Your task:
Without including any pictures, write out all the entries exactly.

Information given:
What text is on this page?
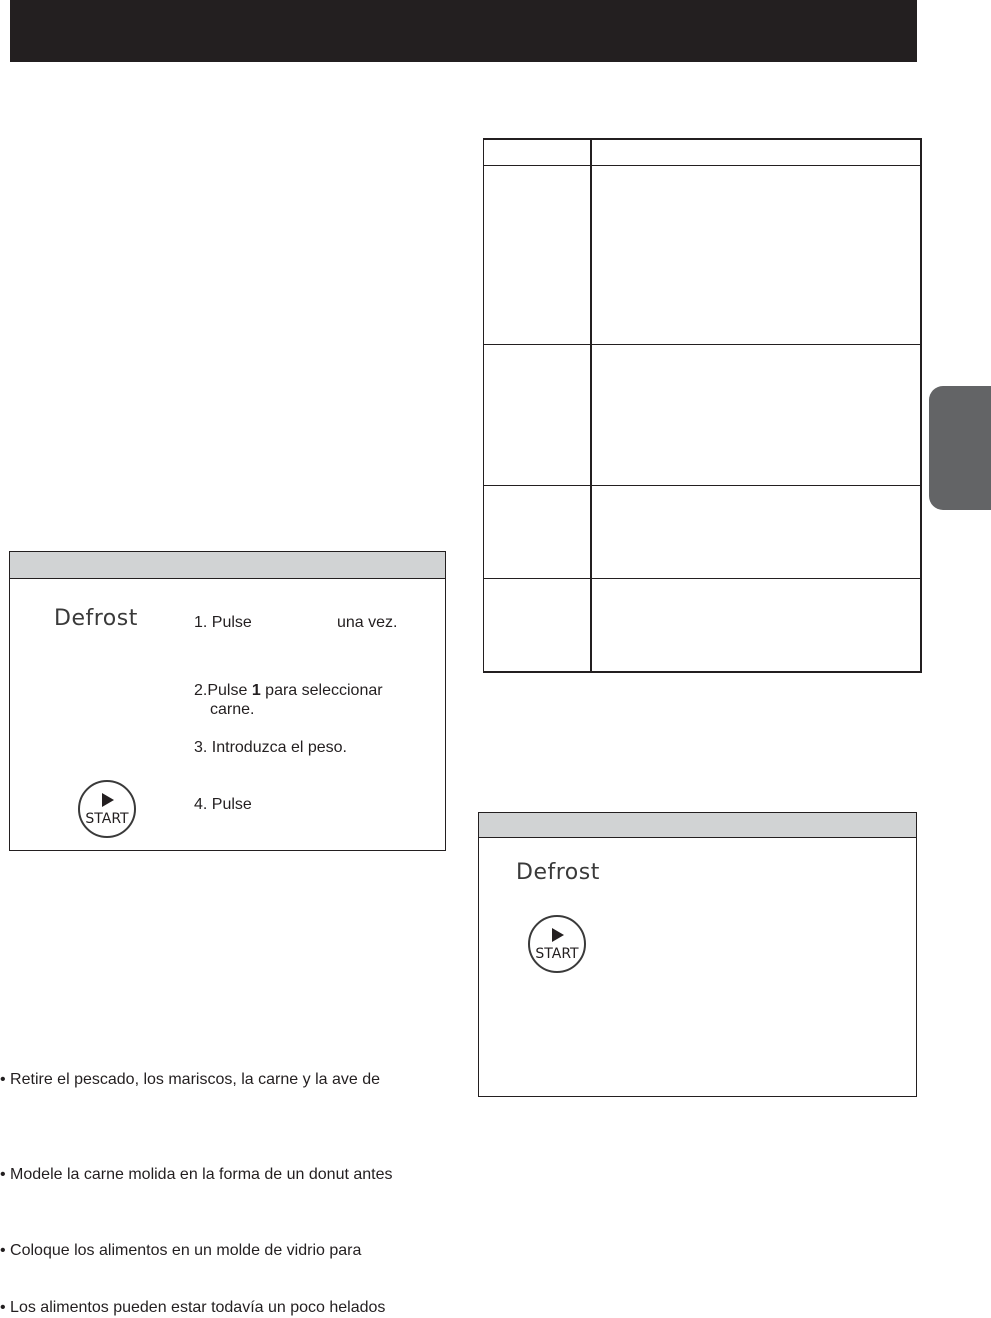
Defrost	1. Pulse	una vez.
2.Pulse 1 para seleccionar
carne.
3. Introduzca el peso.
START
4. Pulse
Defrost
START
• Retire el pescado, los mariscos, la carne y la ave de
• Modele la carne molida en la forma de un donut antes
• Coloque los alimentos en un molde de vidrio para
• Los alimentos pueden estar todavía un poco helados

Correct response:
What text is on this page?
Defrost	1. Pulse	una vez.
2.Pulse 1 para seleccionar
carne.
3. Introduzca el peso.
START
4. Pulse
Defrost
START
• Retire el pescado, los mariscos, la carne y la ave de
• Modele la carne molida en la forma de un donut antes
• Coloque los alimentos en un molde de vidrio para
• Los alimentos pueden estar todavía un poco helados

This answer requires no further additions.